#### Stated problem
Print the following items line for line, without changing anything.

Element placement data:
——

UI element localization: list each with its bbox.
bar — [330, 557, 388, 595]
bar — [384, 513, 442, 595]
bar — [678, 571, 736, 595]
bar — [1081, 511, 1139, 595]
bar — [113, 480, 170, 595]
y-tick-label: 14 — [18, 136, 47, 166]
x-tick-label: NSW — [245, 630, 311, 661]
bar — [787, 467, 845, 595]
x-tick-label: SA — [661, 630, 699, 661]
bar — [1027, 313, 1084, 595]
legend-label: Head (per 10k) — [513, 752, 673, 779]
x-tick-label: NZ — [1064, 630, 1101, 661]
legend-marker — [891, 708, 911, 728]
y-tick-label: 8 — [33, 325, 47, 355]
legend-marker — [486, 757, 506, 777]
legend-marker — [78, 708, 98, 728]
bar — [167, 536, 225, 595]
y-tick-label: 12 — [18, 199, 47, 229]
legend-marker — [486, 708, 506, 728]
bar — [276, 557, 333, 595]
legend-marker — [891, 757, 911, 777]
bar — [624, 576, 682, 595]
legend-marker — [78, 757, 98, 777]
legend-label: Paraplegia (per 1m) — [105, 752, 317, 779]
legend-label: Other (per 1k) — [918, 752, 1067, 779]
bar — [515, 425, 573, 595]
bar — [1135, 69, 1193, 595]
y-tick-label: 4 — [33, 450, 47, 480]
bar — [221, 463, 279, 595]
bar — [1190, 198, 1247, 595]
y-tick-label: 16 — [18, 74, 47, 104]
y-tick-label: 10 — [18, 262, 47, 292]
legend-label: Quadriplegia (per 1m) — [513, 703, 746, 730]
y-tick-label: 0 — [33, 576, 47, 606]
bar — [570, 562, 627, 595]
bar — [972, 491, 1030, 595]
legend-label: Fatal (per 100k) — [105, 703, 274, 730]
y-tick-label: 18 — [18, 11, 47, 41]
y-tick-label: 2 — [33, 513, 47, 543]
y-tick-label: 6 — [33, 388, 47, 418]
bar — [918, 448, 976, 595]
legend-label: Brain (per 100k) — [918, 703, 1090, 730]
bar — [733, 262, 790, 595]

——

#### Reply to the exercise
UI element localization: list each with its bbox.
bar — [330, 557, 388, 595]
bar — [384, 513, 442, 595]
bar — [678, 571, 736, 595]
bar — [1081, 511, 1139, 595]
bar — [113, 480, 170, 595]
y-tick-label: 14 — [18, 136, 47, 166]
x-tick-label: NSW — [245, 630, 311, 661]
bar — [787, 467, 845, 595]
x-tick-label: SA — [661, 630, 699, 661]
bar — [1027, 313, 1084, 595]
legend-label: Head (per 10k) — [513, 752, 673, 779]
x-tick-label: NZ — [1064, 630, 1101, 661]
legend-marker — [891, 708, 911, 728]
y-tick-label: 8 — [33, 325, 47, 355]
legend-marker — [486, 757, 506, 777]
legend-marker — [78, 708, 98, 728]
bar — [167, 536, 225, 595]
y-tick-label: 12 — [18, 199, 47, 229]
legend-marker — [486, 708, 506, 728]
bar — [276, 557, 333, 595]
legend-marker — [891, 757, 911, 777]
bar — [624, 576, 682, 595]
legend-marker — [78, 757, 98, 777]
legend-label: Paraplegia (per 1m) — [105, 752, 317, 779]
legend-label: Other (per 1k) — [918, 752, 1067, 779]
bar — [515, 425, 573, 595]
bar — [1135, 69, 1193, 595]
y-tick-label: 4 — [33, 450, 47, 480]
bar — [221, 463, 279, 595]
bar — [1190, 198, 1247, 595]
y-tick-label: 16 — [18, 74, 47, 104]
y-tick-label: 10 — [18, 262, 47, 292]
legend-label: Quadriplegia (per 1m) — [513, 703, 746, 730]
y-tick-label: 0 — [33, 576, 47, 606]
bar — [570, 562, 627, 595]
bar — [972, 491, 1030, 595]
legend-label: Fatal (per 100k) — [105, 703, 274, 730]
y-tick-label: 18 — [18, 11, 47, 41]
y-tick-label: 2 — [33, 513, 47, 543]
y-tick-label: 6 — [33, 388, 47, 418]
bar — [918, 448, 976, 595]
legend-label: Brain (per 100k) — [918, 703, 1090, 730]
bar — [733, 262, 790, 595]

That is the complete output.